WHAT YOU HAVE TO DO >>
Return the listing below unchanged, minus its pictures.

PROVIDED INFORMATION >>
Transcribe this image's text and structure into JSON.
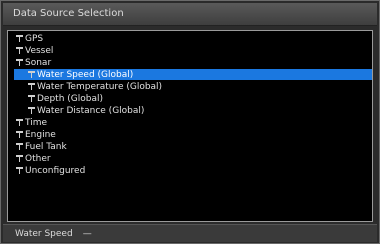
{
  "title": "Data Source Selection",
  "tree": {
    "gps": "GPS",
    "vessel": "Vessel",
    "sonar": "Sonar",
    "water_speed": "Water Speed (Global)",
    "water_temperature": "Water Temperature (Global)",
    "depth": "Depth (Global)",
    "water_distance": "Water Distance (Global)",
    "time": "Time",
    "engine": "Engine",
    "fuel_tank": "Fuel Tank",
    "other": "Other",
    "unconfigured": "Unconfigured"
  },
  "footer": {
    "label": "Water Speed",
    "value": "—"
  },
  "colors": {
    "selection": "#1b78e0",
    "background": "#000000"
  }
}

REPLY TO THE EXERCISE >>
Transcribe this image's text and structure into JSON.
{
  "title": "Data Source Selection",
  "tree": {
    "gps": "GPS",
    "vessel": "Vessel",
    "sonar": "Sonar",
    "water_speed": "Water Speed (Global)",
    "water_temperature": "Water Temperature (Global)",
    "depth": "Depth (Global)",
    "water_distance": "Water Distance (Global)",
    "time": "Time",
    "engine": "Engine",
    "fuel_tank": "Fuel Tank",
    "other": "Other",
    "unconfigured": "Unconfigured"
  },
  "footer": {
    "label": "Water Speed",
    "value": "—"
  },
  "colors": {
    "selection": "#1b78e0",
    "background": "#000000"
  }
}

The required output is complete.